Required task:
Copy every line from the material below that holds "Output".

Rows:

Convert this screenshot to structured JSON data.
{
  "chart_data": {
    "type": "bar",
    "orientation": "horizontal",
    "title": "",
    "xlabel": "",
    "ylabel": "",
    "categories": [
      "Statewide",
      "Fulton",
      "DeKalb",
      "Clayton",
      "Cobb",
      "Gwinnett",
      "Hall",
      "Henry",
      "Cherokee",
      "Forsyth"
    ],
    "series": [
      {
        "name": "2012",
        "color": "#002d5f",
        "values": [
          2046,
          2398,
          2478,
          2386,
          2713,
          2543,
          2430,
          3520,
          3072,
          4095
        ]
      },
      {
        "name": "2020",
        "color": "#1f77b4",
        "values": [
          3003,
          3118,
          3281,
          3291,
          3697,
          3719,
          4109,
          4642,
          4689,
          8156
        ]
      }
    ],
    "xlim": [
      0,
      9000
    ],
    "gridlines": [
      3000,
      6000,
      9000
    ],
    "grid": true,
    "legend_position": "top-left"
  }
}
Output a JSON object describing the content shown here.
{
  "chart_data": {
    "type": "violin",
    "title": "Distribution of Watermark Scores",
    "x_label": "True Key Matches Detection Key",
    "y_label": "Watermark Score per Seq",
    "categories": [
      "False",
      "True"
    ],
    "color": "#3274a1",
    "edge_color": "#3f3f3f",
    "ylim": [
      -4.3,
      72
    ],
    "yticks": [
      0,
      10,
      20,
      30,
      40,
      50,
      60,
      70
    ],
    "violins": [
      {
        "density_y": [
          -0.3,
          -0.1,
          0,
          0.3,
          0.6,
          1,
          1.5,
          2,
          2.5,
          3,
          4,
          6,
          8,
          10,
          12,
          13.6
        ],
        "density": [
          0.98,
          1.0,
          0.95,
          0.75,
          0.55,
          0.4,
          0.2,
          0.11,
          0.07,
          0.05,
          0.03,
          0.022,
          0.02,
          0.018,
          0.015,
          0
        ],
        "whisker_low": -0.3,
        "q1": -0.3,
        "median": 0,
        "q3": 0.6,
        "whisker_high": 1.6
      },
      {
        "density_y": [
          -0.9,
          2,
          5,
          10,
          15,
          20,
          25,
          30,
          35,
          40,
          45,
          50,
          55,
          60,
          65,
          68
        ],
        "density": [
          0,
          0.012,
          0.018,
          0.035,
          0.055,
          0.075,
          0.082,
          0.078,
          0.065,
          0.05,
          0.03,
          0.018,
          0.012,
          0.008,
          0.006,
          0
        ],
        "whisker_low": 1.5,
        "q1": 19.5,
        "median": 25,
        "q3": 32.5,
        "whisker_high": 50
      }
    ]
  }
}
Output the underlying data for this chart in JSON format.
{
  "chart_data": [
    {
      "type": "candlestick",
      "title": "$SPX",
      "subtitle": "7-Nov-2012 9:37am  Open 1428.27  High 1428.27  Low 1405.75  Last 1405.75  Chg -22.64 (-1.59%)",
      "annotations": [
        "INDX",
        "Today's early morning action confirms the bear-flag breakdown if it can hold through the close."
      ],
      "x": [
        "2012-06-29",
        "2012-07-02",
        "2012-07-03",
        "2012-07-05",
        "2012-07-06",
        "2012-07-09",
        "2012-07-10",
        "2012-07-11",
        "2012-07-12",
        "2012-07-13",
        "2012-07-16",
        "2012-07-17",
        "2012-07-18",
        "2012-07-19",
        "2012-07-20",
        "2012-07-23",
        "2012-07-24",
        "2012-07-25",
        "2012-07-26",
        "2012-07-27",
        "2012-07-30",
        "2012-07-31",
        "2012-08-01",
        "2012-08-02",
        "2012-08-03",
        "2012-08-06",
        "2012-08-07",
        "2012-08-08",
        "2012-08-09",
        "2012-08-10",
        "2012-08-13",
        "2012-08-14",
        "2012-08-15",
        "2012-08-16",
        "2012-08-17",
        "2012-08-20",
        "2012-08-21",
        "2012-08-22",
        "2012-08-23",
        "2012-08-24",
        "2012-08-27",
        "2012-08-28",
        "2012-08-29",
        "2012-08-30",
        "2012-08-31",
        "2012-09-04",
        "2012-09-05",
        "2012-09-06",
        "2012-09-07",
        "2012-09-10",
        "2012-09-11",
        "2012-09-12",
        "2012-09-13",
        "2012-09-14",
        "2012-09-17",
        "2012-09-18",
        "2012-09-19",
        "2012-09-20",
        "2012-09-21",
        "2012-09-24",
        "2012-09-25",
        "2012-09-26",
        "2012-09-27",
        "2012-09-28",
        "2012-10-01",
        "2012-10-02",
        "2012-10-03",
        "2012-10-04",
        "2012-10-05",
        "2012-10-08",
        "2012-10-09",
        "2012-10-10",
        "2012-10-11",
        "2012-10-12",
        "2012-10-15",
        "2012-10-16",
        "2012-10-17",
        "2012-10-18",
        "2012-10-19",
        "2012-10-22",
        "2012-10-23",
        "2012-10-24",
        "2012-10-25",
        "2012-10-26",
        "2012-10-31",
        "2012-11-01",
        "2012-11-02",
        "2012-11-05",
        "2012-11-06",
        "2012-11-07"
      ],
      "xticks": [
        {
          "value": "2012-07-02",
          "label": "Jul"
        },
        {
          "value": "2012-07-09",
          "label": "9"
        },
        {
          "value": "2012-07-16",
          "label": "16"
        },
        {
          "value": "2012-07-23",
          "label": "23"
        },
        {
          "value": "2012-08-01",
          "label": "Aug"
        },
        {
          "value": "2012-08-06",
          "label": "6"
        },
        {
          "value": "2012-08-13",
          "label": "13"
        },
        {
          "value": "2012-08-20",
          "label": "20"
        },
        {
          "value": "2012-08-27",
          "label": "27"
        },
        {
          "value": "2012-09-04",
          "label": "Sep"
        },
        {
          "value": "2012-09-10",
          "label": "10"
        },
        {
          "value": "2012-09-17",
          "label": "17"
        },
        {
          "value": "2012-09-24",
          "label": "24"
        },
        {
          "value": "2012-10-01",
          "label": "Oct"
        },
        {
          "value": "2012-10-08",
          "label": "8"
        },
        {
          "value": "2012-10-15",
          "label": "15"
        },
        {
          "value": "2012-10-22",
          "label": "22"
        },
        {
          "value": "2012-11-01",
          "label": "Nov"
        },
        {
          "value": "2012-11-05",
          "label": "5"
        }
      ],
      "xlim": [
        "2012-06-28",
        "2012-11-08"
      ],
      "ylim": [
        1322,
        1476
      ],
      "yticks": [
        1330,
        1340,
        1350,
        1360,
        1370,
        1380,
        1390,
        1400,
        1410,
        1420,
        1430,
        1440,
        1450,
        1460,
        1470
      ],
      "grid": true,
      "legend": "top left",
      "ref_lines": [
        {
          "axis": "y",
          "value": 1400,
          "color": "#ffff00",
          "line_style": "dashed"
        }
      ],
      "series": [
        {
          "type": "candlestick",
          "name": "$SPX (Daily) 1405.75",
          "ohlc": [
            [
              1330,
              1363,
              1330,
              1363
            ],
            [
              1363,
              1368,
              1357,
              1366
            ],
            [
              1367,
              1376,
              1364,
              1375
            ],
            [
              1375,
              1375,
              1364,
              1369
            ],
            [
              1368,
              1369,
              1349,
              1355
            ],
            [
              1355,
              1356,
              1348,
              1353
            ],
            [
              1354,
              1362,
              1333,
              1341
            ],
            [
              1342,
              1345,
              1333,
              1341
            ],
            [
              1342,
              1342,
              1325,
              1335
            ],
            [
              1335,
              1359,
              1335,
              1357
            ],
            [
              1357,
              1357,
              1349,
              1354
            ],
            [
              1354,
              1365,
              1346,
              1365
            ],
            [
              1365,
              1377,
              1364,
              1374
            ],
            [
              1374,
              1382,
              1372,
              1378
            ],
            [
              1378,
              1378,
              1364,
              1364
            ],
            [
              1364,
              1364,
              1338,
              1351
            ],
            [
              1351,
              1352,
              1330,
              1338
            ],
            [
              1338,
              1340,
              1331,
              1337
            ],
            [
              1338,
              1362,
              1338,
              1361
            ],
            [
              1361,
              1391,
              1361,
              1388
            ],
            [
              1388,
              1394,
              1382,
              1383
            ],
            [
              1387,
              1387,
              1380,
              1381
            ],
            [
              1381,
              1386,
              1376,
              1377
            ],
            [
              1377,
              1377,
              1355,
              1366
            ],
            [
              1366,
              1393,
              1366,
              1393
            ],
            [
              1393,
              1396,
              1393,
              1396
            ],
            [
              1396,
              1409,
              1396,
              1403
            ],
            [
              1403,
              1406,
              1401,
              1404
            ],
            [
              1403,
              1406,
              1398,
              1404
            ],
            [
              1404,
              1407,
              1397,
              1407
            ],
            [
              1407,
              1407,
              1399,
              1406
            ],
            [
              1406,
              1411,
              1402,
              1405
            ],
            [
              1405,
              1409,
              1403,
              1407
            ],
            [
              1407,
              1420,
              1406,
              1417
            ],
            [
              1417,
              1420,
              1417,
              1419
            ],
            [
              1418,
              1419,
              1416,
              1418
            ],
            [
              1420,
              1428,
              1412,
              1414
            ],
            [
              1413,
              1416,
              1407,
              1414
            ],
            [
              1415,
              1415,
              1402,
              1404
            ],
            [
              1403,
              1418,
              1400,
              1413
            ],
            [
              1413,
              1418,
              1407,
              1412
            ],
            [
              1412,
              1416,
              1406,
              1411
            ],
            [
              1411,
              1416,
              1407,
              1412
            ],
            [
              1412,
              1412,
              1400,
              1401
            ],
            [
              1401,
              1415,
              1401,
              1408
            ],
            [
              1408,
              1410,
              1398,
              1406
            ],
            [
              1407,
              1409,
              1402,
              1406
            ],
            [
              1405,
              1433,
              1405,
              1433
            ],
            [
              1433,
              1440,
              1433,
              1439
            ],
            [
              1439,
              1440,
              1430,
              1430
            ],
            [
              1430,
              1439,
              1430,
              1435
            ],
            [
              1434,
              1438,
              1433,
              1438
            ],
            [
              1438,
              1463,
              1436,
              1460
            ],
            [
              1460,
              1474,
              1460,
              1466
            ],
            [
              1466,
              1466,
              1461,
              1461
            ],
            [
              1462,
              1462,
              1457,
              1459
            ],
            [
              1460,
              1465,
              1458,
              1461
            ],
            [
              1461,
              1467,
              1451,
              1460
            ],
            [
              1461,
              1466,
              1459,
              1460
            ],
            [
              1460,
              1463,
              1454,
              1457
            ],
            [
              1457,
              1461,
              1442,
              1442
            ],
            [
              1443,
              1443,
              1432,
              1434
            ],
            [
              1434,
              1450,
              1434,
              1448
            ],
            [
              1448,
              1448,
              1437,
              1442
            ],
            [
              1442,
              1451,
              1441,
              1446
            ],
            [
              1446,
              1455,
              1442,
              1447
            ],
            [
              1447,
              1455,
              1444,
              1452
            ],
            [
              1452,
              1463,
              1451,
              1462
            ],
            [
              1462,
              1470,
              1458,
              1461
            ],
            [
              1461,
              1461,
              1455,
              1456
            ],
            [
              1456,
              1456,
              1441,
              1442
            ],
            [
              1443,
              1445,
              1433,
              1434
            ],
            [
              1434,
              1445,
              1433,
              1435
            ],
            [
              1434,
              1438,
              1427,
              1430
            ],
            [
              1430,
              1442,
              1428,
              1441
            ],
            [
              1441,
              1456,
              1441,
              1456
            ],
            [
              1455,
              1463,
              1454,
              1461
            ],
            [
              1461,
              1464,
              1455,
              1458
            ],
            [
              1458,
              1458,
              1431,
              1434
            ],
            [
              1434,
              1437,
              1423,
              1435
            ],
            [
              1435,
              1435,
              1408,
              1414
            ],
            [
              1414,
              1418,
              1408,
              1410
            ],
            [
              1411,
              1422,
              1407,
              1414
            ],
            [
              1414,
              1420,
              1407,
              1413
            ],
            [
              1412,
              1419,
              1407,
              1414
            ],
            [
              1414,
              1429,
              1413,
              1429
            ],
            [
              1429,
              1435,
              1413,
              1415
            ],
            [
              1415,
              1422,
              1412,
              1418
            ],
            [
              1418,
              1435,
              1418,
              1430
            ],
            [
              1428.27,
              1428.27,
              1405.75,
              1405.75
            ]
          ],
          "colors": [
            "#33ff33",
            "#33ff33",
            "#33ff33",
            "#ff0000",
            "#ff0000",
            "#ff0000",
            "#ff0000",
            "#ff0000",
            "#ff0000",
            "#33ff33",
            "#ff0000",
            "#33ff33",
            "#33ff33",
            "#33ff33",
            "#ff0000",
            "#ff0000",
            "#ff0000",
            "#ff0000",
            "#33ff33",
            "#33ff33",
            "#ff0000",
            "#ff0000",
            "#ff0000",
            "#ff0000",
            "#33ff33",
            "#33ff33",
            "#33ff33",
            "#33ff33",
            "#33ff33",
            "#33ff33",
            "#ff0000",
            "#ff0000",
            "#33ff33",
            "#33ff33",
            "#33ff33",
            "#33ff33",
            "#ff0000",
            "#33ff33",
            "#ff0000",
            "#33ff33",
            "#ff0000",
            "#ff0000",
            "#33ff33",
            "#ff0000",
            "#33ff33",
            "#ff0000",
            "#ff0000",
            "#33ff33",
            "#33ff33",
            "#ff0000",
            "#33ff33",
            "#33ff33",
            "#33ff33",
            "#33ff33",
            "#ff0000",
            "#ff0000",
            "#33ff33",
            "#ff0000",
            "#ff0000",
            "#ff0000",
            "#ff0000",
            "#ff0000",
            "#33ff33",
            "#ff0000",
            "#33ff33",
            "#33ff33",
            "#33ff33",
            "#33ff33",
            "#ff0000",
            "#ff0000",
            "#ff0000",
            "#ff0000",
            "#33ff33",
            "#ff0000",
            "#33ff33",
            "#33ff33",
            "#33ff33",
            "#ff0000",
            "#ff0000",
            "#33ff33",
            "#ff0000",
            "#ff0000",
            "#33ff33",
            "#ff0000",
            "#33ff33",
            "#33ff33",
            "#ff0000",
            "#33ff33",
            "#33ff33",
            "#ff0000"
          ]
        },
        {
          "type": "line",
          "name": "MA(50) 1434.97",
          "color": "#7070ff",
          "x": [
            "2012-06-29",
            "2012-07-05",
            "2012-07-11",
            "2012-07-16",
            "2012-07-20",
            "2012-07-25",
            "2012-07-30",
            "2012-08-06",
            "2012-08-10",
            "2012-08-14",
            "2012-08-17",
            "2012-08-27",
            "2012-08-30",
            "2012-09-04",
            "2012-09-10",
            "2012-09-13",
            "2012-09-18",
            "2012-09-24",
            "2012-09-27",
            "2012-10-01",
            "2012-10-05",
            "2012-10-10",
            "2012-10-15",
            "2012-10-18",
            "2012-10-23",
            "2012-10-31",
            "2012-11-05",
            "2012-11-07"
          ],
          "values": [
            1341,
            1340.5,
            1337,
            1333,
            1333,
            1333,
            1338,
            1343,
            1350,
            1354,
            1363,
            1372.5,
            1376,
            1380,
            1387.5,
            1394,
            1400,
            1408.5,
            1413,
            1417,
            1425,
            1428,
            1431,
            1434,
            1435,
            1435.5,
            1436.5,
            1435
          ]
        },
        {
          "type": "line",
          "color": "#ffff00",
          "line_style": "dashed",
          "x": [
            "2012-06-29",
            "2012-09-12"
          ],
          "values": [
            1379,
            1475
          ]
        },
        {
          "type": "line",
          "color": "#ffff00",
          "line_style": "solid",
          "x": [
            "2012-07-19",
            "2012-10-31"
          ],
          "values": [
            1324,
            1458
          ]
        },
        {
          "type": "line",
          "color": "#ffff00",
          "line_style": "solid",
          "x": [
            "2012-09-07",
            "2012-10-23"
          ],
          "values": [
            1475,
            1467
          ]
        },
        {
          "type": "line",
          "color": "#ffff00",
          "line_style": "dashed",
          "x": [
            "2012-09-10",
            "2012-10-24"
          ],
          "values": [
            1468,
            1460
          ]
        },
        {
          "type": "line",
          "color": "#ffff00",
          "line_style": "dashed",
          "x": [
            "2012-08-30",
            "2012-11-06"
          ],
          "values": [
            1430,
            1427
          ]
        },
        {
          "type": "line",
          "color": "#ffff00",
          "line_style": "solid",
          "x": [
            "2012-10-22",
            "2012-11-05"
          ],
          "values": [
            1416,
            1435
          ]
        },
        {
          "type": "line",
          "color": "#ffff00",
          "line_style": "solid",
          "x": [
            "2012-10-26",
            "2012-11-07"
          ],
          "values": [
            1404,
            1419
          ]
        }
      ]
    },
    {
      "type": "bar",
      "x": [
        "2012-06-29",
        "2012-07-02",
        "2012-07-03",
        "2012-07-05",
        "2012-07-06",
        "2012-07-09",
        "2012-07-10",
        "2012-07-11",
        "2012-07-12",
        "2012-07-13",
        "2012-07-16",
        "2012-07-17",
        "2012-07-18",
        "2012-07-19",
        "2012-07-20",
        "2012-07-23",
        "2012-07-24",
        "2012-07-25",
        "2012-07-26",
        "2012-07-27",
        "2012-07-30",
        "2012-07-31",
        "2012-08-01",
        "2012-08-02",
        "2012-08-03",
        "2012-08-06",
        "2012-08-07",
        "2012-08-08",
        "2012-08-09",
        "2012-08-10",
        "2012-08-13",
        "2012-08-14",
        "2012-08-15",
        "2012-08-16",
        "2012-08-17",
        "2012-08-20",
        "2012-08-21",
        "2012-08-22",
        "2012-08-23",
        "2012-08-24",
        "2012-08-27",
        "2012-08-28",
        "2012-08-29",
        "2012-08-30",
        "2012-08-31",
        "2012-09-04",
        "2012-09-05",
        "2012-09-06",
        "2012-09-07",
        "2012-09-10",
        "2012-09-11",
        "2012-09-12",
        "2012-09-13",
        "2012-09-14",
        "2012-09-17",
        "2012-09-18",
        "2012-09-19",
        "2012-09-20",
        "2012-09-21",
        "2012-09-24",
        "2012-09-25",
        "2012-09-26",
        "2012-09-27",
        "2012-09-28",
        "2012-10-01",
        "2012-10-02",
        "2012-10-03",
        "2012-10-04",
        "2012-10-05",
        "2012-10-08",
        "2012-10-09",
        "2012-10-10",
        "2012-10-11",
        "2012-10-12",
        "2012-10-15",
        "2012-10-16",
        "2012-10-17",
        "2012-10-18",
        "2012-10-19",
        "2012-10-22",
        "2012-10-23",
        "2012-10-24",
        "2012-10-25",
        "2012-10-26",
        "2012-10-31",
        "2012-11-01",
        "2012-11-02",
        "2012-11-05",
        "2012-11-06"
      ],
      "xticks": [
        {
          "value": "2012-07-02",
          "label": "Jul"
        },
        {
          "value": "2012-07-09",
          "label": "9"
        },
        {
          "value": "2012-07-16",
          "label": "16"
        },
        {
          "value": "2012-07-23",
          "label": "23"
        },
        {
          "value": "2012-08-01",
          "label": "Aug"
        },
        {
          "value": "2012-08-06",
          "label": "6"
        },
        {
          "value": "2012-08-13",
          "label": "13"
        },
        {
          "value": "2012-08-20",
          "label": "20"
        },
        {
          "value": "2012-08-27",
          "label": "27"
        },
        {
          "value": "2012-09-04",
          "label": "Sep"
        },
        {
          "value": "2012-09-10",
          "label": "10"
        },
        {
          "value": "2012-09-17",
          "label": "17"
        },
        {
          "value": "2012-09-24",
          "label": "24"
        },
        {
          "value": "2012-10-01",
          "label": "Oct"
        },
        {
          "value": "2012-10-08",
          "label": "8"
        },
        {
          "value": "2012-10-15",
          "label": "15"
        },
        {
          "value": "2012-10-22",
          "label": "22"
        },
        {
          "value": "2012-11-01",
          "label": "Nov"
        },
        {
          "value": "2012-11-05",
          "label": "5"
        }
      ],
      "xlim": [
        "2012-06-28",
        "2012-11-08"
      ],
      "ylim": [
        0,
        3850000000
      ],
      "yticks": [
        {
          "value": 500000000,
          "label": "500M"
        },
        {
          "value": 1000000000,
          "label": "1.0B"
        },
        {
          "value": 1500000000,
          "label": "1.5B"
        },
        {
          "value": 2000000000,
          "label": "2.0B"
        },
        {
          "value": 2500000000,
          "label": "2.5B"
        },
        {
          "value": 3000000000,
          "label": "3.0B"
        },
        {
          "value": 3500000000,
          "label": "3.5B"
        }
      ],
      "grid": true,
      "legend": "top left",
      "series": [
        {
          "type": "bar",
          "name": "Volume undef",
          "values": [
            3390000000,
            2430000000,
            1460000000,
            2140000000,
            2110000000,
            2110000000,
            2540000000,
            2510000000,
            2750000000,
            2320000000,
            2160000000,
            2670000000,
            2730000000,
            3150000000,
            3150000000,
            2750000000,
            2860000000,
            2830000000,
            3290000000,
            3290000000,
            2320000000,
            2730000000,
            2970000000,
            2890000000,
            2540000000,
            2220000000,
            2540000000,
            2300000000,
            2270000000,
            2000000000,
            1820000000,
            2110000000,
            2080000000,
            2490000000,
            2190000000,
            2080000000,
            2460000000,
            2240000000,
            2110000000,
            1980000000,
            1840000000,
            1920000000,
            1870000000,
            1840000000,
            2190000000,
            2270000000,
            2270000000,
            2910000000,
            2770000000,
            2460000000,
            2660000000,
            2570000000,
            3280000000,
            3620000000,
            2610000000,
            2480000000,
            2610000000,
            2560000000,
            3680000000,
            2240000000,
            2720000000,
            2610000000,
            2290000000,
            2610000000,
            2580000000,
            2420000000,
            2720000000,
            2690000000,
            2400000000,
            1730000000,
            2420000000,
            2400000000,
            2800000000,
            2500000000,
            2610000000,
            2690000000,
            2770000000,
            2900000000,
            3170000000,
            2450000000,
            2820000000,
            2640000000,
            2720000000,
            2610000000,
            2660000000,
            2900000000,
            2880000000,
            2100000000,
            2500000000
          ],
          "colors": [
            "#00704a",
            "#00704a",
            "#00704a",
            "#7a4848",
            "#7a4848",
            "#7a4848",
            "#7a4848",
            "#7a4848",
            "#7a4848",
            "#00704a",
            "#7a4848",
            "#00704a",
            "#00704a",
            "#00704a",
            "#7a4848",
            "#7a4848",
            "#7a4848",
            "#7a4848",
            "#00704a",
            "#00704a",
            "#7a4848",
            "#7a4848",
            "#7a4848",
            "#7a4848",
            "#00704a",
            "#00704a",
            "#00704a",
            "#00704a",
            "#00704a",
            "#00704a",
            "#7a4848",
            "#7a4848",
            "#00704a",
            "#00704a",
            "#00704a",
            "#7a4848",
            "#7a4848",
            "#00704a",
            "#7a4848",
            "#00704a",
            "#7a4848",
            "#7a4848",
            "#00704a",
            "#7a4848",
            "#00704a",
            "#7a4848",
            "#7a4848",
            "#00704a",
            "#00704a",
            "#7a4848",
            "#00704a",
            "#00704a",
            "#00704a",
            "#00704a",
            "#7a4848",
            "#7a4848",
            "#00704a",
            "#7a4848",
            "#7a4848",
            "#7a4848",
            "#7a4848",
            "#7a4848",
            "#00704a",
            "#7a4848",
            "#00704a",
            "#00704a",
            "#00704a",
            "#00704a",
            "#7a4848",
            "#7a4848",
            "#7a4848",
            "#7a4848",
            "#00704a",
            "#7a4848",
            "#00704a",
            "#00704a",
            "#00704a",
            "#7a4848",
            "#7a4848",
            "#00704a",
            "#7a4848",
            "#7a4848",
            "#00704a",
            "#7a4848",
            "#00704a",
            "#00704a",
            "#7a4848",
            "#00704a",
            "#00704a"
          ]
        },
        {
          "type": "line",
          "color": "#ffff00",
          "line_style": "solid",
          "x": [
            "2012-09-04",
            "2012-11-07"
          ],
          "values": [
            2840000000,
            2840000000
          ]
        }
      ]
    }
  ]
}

Reply to the task:
Output a JSON object describing the content shown here.
Output the underlying data for this chart in JSON format.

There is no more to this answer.